Problem requirements - Report the number of lines that include "this", with no additional text.

[Stored items]
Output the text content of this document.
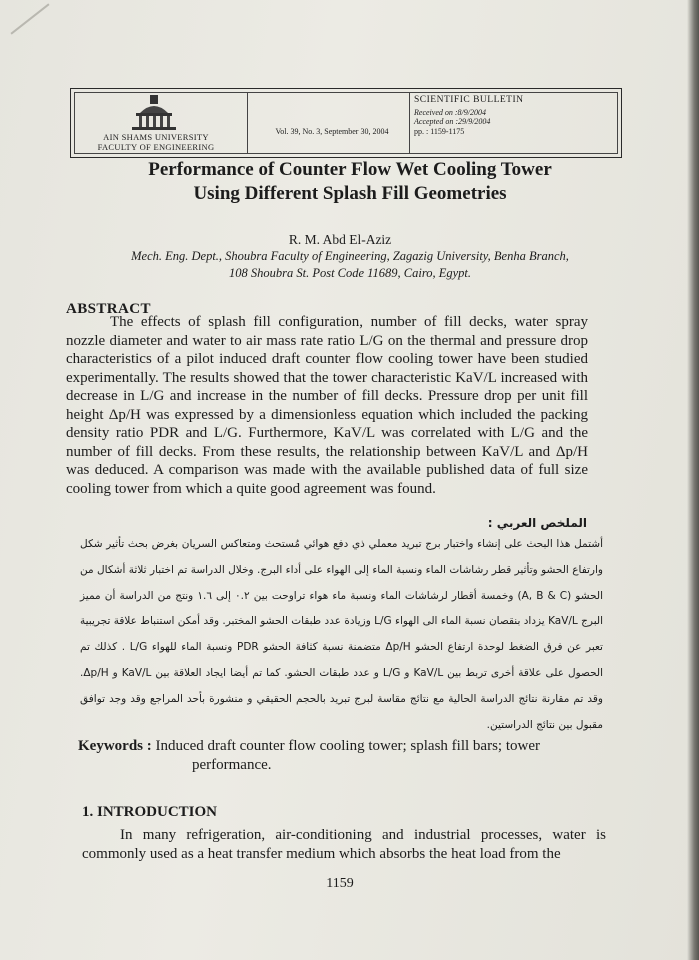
AIN SHAMS UNIVERSITY
FACULTY OF ENGINEERING
Vol. 39, No. 3, September 30, 2004
SCIENTIFIC BULLETIN
Received on :8/9/2004
Accepted on :29/9/2004
pp. : 1159-1175
Performance of Counter Flow Wet Cooling Tower
Using Different Splash Fill Geometries
R. M. Abd El-Aziz
Mech. Eng. Dept., Shoubra Faculty of Engineering, Zagazig University, Benha Branch,
108 Shoubra St. Post Code 11689, Cairo, Egypt.
ABSTRACT
The effects of splash fill configuration, number of fill decks, water spray nozzle diameter and water to air mass rate ratio L/G on the thermal and pressure drop characteristics of a pilot induced draft counter flow cooling tower have been studied experimentally. The results showed that the tower characteristic KaV/L increased with decrease in L/G and increase in the number of fill decks. Pressure drop per unit fill height Δp/H was expressed by a dimensionless equation which included the packing density ratio PDR and L/G. Furthermore, KaV/L was correlated with L/G and the number of fill decks. From these results, the relationship between KaV/L and Δp/H was deduced. A comparison was made with the available published data of full size cooling tower from which a quite good agreement was found.
الملخص العربي :
أشتمل هذا البحث على إنشاء واختبار برج تبريد معملي ذي دفع هوائي مُستحث ومتعاكس السريان بغرض بحث تأثير شكل وارتفاع الحشو وتأثير قطر رشاشات الماء ونسبة الماء إلى الهواء على أداء البرج. وخلال الدراسة تم اختبار ثلاثة أشكال من الحشو (A, B & C) وخمسة أقطار لرشاشات الماء ونسبة ماء هواء تراوحت بين ٠.٢ إلى ١.٦ ونتج من الدراسة أن مميز البرج KaV/L يزداد بنقصان نسبة الماء الى الهواء L/G وزيادة عدد طبقات الحشو المختبر. وقد أمكن استنباط علاقة تجريبية تعبر عن فرق الضغط لوحدة ارتفاع الحشو Δp/H متضمنة نسبة كثافة الحشو PDR ونسبة الماء للهواء L/G . كذلك تم الحصول على علاقة أخرى تربط بين KaV/L و L/G و عدد طبقات الحشو. كما تم أيضا ايجاد العلاقة بين KaV/L و Δp/H. وقد تم مقارنة نتائج الدراسة الحالية مع نتائج مقاسة لبرج تبريد بالحجم الحقيقي و منشورة بأحد المراجع وقد وجد توافق مقبول بين نتائج الدراستين.
Keywords : Induced draft counter flow cooling tower; splash fill bars; tower
performance.
1. INTRODUCTION
In many refrigeration, air-conditioning and industrial processes, water is commonly used as a heat transfer medium which absorbs the heat load from the
1159
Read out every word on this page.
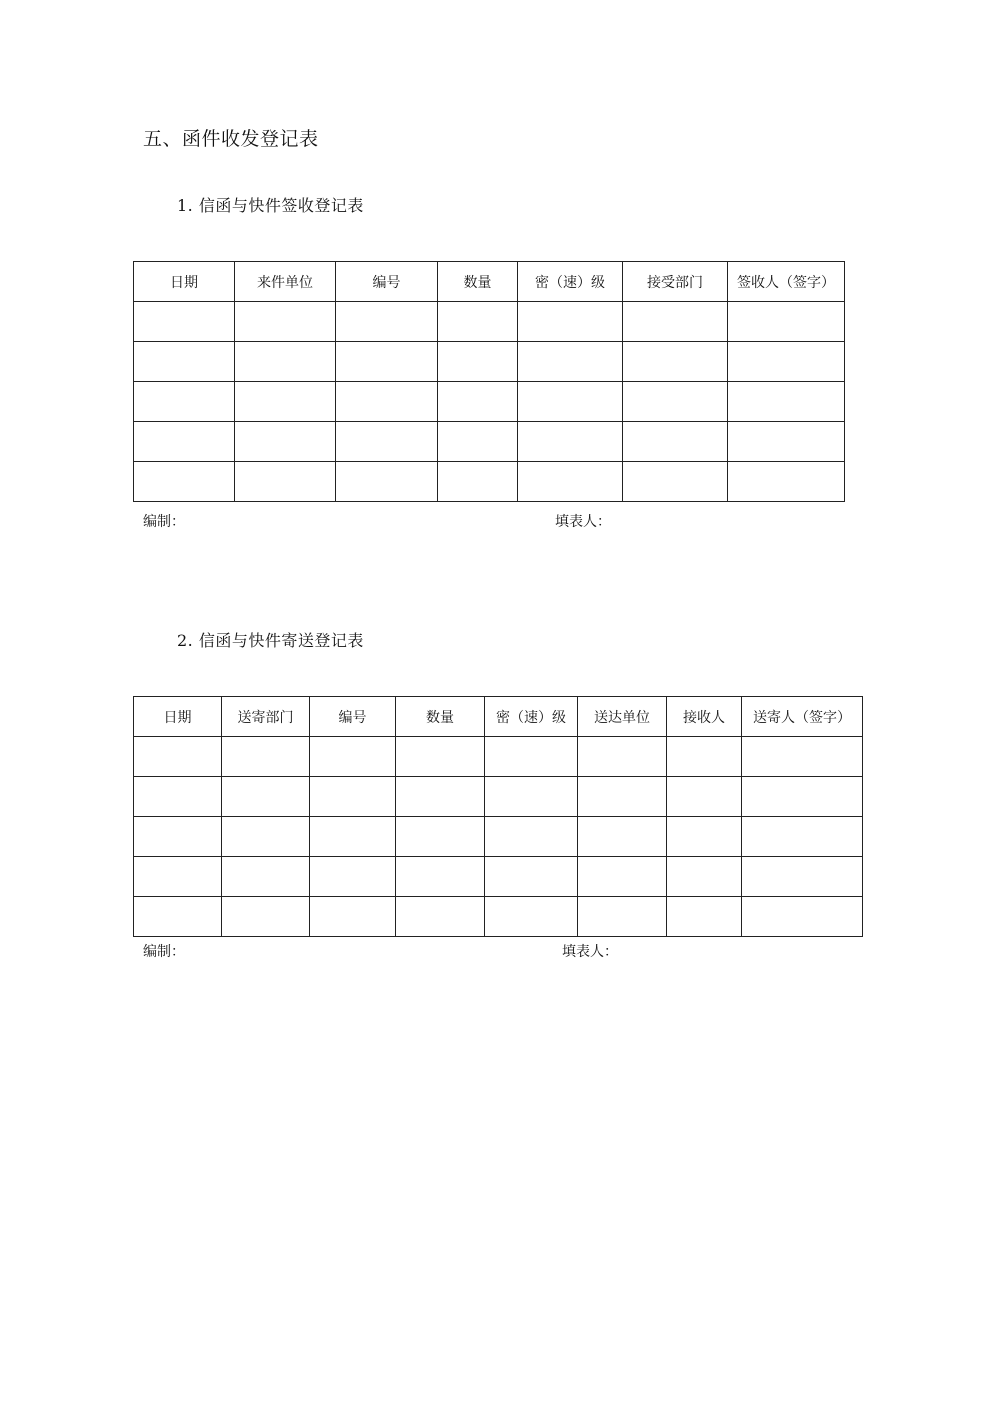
五、函件收发登记表
1. 信函与快件签收登记表
日期	来件单位	编号	数量	密（速）级	接受部门	签收人（签字）

编制：	填表人：
2. 信函与快件寄送登记表
日期	送寄部门	编号	数量	密（速）级	送达单位	接收人	送寄人（签字）

编制：	填表人：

Exercise output - 2